> **AIM OF THE EXERCISE**:
The records below must be copied in full; omit the images.

> **INPUT ROWS**:
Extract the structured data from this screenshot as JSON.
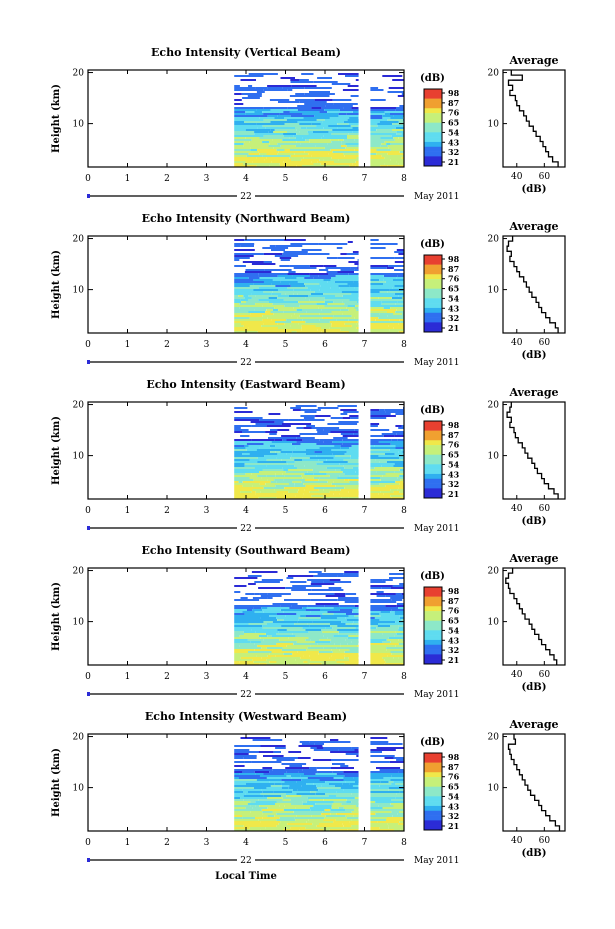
{
  "chart_data": [
    {
      "type": "heatmap",
      "title": "Echo Intensity (Vertical Beam)",
      "ylabel": "Height (km)",
      "y_ticks": [
        "20",
        "10"
      ],
      "ylim": [
        1.5,
        20.5
      ],
      "x_ticks": [
        "0",
        "1",
        "2",
        "3",
        "4",
        "5",
        "6",
        "7",
        "8"
      ],
      "xlim": [
        0,
        8
      ],
      "date_label": "22",
      "month_label": "May 2011",
      "data_coverage_hours": [
        [
          3.7,
          6.85
        ],
        [
          7.15,
          8.0
        ]
      ],
      "colorbar": {
        "unit": "(dB)",
        "ticks": [
          "98",
          "87",
          "76",
          "65",
          "54",
          "43",
          "32",
          "21"
        ]
      },
      "average_profile": {
        "title": "Average",
        "xlabel": "(dB)",
        "x_ticks": [
          "40",
          "60"
        ],
        "xlim": [
          30,
          75
        ],
        "y_ticks": [
          "20",
          "10"
        ],
        "ylim": [
          1.5,
          20.5
        ],
        "height_km": [
          2,
          3,
          4,
          5,
          6,
          7,
          8,
          9,
          10,
          11,
          12,
          13,
          14,
          15,
          16,
          17,
          18,
          19,
          20
        ],
        "db": [
          70,
          66,
          63,
          61,
          59,
          57,
          54,
          52,
          49,
          47,
          45,
          42,
          40,
          39,
          35,
          37,
          34,
          44,
          36
        ]
      }
    },
    {
      "type": "heatmap",
      "title": "Echo Intensity (Northward Beam)",
      "ylabel": "Height (km)",
      "y_ticks": [
        "20",
        "10"
      ],
      "ylim": [
        1.5,
        20.5
      ],
      "x_ticks": [
        "0",
        "1",
        "2",
        "3",
        "4",
        "5",
        "6",
        "7",
        "8"
      ],
      "xlim": [
        0,
        8
      ],
      "date_label": "22",
      "month_label": "May 2011",
      "data_coverage_hours": [
        [
          3.7,
          6.85
        ],
        [
          7.15,
          8.0
        ]
      ],
      "colorbar": {
        "unit": "(dB)",
        "ticks": [
          "98",
          "87",
          "76",
          "65",
          "54",
          "43",
          "32",
          "21"
        ]
      },
      "average_profile": {
        "title": "Average",
        "xlabel": "(dB)",
        "x_ticks": [
          "40",
          "60"
        ],
        "xlim": [
          30,
          75
        ],
        "y_ticks": [
          "20",
          "10"
        ],
        "ylim": [
          1.5,
          20.5
        ],
        "height_km": [
          2,
          3,
          4,
          5,
          6,
          7,
          8,
          9,
          10,
          11,
          12,
          13,
          14,
          15,
          16,
          17,
          18,
          19,
          20
        ],
        "db": [
          70,
          68,
          64,
          61,
          58,
          56,
          54,
          51,
          49,
          47,
          45,
          42,
          40,
          38,
          35,
          36,
          33,
          34,
          37
        ]
      }
    },
    {
      "type": "heatmap",
      "title": "Echo Intensity (Eastward Beam)",
      "ylabel": "Height (km)",
      "y_ticks": [
        "20",
        "10"
      ],
      "ylim": [
        1.5,
        20.5
      ],
      "x_ticks": [
        "0",
        "1",
        "2",
        "3",
        "4",
        "5",
        "6",
        "7",
        "8"
      ],
      "xlim": [
        0,
        8
      ],
      "date_label": "22",
      "month_label": "May 2011",
      "data_coverage_hours": [
        [
          3.7,
          6.85
        ],
        [
          7.15,
          8.0
        ]
      ],
      "colorbar": {
        "unit": "(dB)",
        "ticks": [
          "98",
          "87",
          "76",
          "65",
          "54",
          "43",
          "32",
          "21"
        ]
      },
      "average_profile": {
        "title": "Average",
        "xlabel": "(dB)",
        "x_ticks": [
          "40",
          "60"
        ],
        "xlim": [
          30,
          75
        ],
        "y_ticks": [
          "20",
          "10"
        ],
        "ylim": [
          1.5,
          20.5
        ],
        "height_km": [
          2,
          3,
          4,
          5,
          6,
          7,
          8,
          9,
          10,
          11,
          12,
          13,
          14,
          15,
          16,
          17,
          18,
          19,
          20
        ],
        "db": [
          70,
          67,
          63,
          60,
          58,
          55,
          53,
          51,
          48,
          46,
          44,
          41,
          39,
          38,
          35,
          36,
          33,
          35,
          36
        ]
      }
    },
    {
      "type": "heatmap",
      "title": "Echo Intensity (Southward Beam)",
      "ylabel": "Height (km)",
      "y_ticks": [
        "20",
        "10"
      ],
      "ylim": [
        1.5,
        20.5
      ],
      "x_ticks": [
        "0",
        "1",
        "2",
        "3",
        "4",
        "5",
        "6",
        "7",
        "8"
      ],
      "xlim": [
        0,
        8
      ],
      "date_label": "22",
      "month_label": "May 2011",
      "data_coverage_hours": [
        [
          3.7,
          6.85
        ],
        [
          7.15,
          8.0
        ]
      ],
      "colorbar": {
        "unit": "(dB)",
        "ticks": [
          "98",
          "87",
          "76",
          "65",
          "54",
          "43",
          "32",
          "21"
        ]
      },
      "average_profile": {
        "title": "Average",
        "xlabel": "(dB)",
        "x_ticks": [
          "40",
          "60"
        ],
        "xlim": [
          30,
          75
        ],
        "y_ticks": [
          "20",
          "10"
        ],
        "ylim": [
          1.5,
          20.5
        ],
        "height_km": [
          2,
          3,
          4,
          5,
          6,
          7,
          8,
          9,
          10,
          11,
          12,
          13,
          14,
          15,
          16,
          17,
          18,
          19,
          20
        ],
        "db": [
          69,
          67,
          64,
          61,
          58,
          56,
          53,
          51,
          49,
          46,
          44,
          42,
          40,
          38,
          35,
          34,
          32,
          34,
          37
        ]
      }
    },
    {
      "type": "heatmap",
      "title": "Echo Intensity (Westward Beam)",
      "ylabel": "Height (km)",
      "y_ticks": [
        "20",
        "10"
      ],
      "ylim": [
        1.5,
        20.5
      ],
      "x_ticks": [
        "0",
        "1",
        "2",
        "3",
        "4",
        "5",
        "6",
        "7",
        "8"
      ],
      "xlim": [
        0,
        8
      ],
      "date_label": "22",
      "month_label": "May 2011",
      "data_coverage_hours": [
        [
          3.7,
          6.85
        ],
        [
          7.15,
          8.0
        ]
      ],
      "colorbar": {
        "unit": "(dB)",
        "ticks": [
          "98",
          "87",
          "76",
          "65",
          "54",
          "43",
          "32",
          "21"
        ]
      },
      "average_profile": {
        "title": "Average",
        "xlabel": "(dB)",
        "x_ticks": [
          "40",
          "60"
        ],
        "xlim": [
          30,
          75
        ],
        "y_ticks": [
          "20",
          "10"
        ],
        "ylim": [
          1.5,
          20.5
        ],
        "height_km": [
          2,
          3,
          4,
          5,
          6,
          7,
          8,
          9,
          10,
          11,
          12,
          13,
          14,
          15,
          16,
          17,
          18,
          19,
          20
        ],
        "db": [
          71,
          68,
          64,
          61,
          58,
          56,
          53,
          50,
          48,
          46,
          44,
          42,
          40,
          38,
          36,
          35,
          34,
          39,
          38
        ]
      }
    }
  ],
  "footer": {
    "xlabel": "Local Time"
  },
  "colors": {
    "colormap": [
      "#2b2bd6",
      "#2f6ff0",
      "#2fb0f0",
      "#5fdcf0",
      "#8de8c8",
      "#c6f07a",
      "#f0e84a",
      "#f0a030",
      "#e84030"
    ]
  }
}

> **SOLUTION FOR THIS PROBLEM**:
Extract the structured data from this screenshot as JSON.
{
  "chart_data": [
    {
      "type": "heatmap",
      "title": "Echo Intensity (Vertical Beam)",
      "ylabel": "Height (km)",
      "y_ticks": [
        "20",
        "10"
      ],
      "ylim": [
        1.5,
        20.5
      ],
      "x_ticks": [
        "0",
        "1",
        "2",
        "3",
        "4",
        "5",
        "6",
        "7",
        "8"
      ],
      "xlim": [
        0,
        8
      ],
      "date_label": "22",
      "month_label": "May 2011",
      "data_coverage_hours": [
        [
          3.7,
          6.85
        ],
        [
          7.15,
          8.0
        ]
      ],
      "colorbar": {
        "unit": "(dB)",
        "ticks": [
          "98",
          "87",
          "76",
          "65",
          "54",
          "43",
          "32",
          "21"
        ]
      },
      "average_profile": {
        "title": "Average",
        "xlabel": "(dB)",
        "x_ticks": [
          "40",
          "60"
        ],
        "xlim": [
          30,
          75
        ],
        "y_ticks": [
          "20",
          "10"
        ],
        "ylim": [
          1.5,
          20.5
        ],
        "height_km": [
          2,
          3,
          4,
          5,
          6,
          7,
          8,
          9,
          10,
          11,
          12,
          13,
          14,
          15,
          16,
          17,
          18,
          19,
          20
        ],
        "db": [
          70,
          66,
          63,
          61,
          59,
          57,
          54,
          52,
          49,
          47,
          45,
          42,
          40,
          39,
          35,
          37,
          34,
          44,
          36
        ]
      }
    },
    {
      "type": "heatmap",
      "title": "Echo Intensity (Northward Beam)",
      "ylabel": "Height (km)",
      "y_ticks": [
        "20",
        "10"
      ],
      "ylim": [
        1.5,
        20.5
      ],
      "x_ticks": [
        "0",
        "1",
        "2",
        "3",
        "4",
        "5",
        "6",
        "7",
        "8"
      ],
      "xlim": [
        0,
        8
      ],
      "date_label": "22",
      "month_label": "May 2011",
      "data_coverage_hours": [
        [
          3.7,
          6.85
        ],
        [
          7.15,
          8.0
        ]
      ],
      "colorbar": {
        "unit": "(dB)",
        "ticks": [
          "98",
          "87",
          "76",
          "65",
          "54",
          "43",
          "32",
          "21"
        ]
      },
      "average_profile": {
        "title": "Average",
        "xlabel": "(dB)",
        "x_ticks": [
          "40",
          "60"
        ],
        "xlim": [
          30,
          75
        ],
        "y_ticks": [
          "20",
          "10"
        ],
        "ylim": [
          1.5,
          20.5
        ],
        "height_km": [
          2,
          3,
          4,
          5,
          6,
          7,
          8,
          9,
          10,
          11,
          12,
          13,
          14,
          15,
          16,
          17,
          18,
          19,
          20
        ],
        "db": [
          70,
          68,
          64,
          61,
          58,
          56,
          54,
          51,
          49,
          47,
          45,
          42,
          40,
          38,
          35,
          36,
          33,
          34,
          37
        ]
      }
    },
    {
      "type": "heatmap",
      "title": "Echo Intensity (Eastward Beam)",
      "ylabel": "Height (km)",
      "y_ticks": [
        "20",
        "10"
      ],
      "ylim": [
        1.5,
        20.5
      ],
      "x_ticks": [
        "0",
        "1",
        "2",
        "3",
        "4",
        "5",
        "6",
        "7",
        "8"
      ],
      "xlim": [
        0,
        8
      ],
      "date_label": "22",
      "month_label": "May 2011",
      "data_coverage_hours": [
        [
          3.7,
          6.85
        ],
        [
          7.15,
          8.0
        ]
      ],
      "colorbar": {
        "unit": "(dB)",
        "ticks": [
          "98",
          "87",
          "76",
          "65",
          "54",
          "43",
          "32",
          "21"
        ]
      },
      "average_profile": {
        "title": "Average",
        "xlabel": "(dB)",
        "x_ticks": [
          "40",
          "60"
        ],
        "xlim": [
          30,
          75
        ],
        "y_ticks": [
          "20",
          "10"
        ],
        "ylim": [
          1.5,
          20.5
        ],
        "height_km": [
          2,
          3,
          4,
          5,
          6,
          7,
          8,
          9,
          10,
          11,
          12,
          13,
          14,
          15,
          16,
          17,
          18,
          19,
          20
        ],
        "db": [
          70,
          67,
          63,
          60,
          58,
          55,
          53,
          51,
          48,
          46,
          44,
          41,
          39,
          38,
          35,
          36,
          33,
          35,
          36
        ]
      }
    },
    {
      "type": "heatmap",
      "title": "Echo Intensity (Southward Beam)",
      "ylabel": "Height (km)",
      "y_ticks": [
        "20",
        "10"
      ],
      "ylim": [
        1.5,
        20.5
      ],
      "x_ticks": [
        "0",
        "1",
        "2",
        "3",
        "4",
        "5",
        "6",
        "7",
        "8"
      ],
      "xlim": [
        0,
        8
      ],
      "date_label": "22",
      "month_label": "May 2011",
      "data_coverage_hours": [
        [
          3.7,
          6.85
        ],
        [
          7.15,
          8.0
        ]
      ],
      "colorbar": {
        "unit": "(dB)",
        "ticks": [
          "98",
          "87",
          "76",
          "65",
          "54",
          "43",
          "32",
          "21"
        ]
      },
      "average_profile": {
        "title": "Average",
        "xlabel": "(dB)",
        "x_ticks": [
          "40",
          "60"
        ],
        "xlim": [
          30,
          75
        ],
        "y_ticks": [
          "20",
          "10"
        ],
        "ylim": [
          1.5,
          20.5
        ],
        "height_km": [
          2,
          3,
          4,
          5,
          6,
          7,
          8,
          9,
          10,
          11,
          12,
          13,
          14,
          15,
          16,
          17,
          18,
          19,
          20
        ],
        "db": [
          69,
          67,
          64,
          61,
          58,
          56,
          53,
          51,
          49,
          46,
          44,
          42,
          40,
          38,
          35,
          34,
          32,
          34,
          37
        ]
      }
    },
    {
      "type": "heatmap",
      "title": "Echo Intensity (Westward Beam)",
      "ylabel": "Height (km)",
      "y_ticks": [
        "20",
        "10"
      ],
      "ylim": [
        1.5,
        20.5
      ],
      "x_ticks": [
        "0",
        "1",
        "2",
        "3",
        "4",
        "5",
        "6",
        "7",
        "8"
      ],
      "xlim": [
        0,
        8
      ],
      "date_label": "22",
      "month_label": "May 2011",
      "data_coverage_hours": [
        [
          3.7,
          6.85
        ],
        [
          7.15,
          8.0
        ]
      ],
      "colorbar": {
        "unit": "(dB)",
        "ticks": [
          "98",
          "87",
          "76",
          "65",
          "54",
          "43",
          "32",
          "21"
        ]
      },
      "average_profile": {
        "title": "Average",
        "xlabel": "(dB)",
        "x_ticks": [
          "40",
          "60"
        ],
        "xlim": [
          30,
          75
        ],
        "y_ticks": [
          "20",
          "10"
        ],
        "ylim": [
          1.5,
          20.5
        ],
        "height_km": [
          2,
          3,
          4,
          5,
          6,
          7,
          8,
          9,
          10,
          11,
          12,
          13,
          14,
          15,
          16,
          17,
          18,
          19,
          20
        ],
        "db": [
          71,
          68,
          64,
          61,
          58,
          56,
          53,
          50,
          48,
          46,
          44,
          42,
          40,
          38,
          36,
          35,
          34,
          39,
          38
        ]
      }
    }
  ],
  "footer": {
    "xlabel": "Local Time"
  },
  "colors": {
    "colormap": [
      "#2b2bd6",
      "#2f6ff0",
      "#2fb0f0",
      "#5fdcf0",
      "#8de8c8",
      "#c6f07a",
      "#f0e84a",
      "#f0a030",
      "#e84030"
    ]
  }
}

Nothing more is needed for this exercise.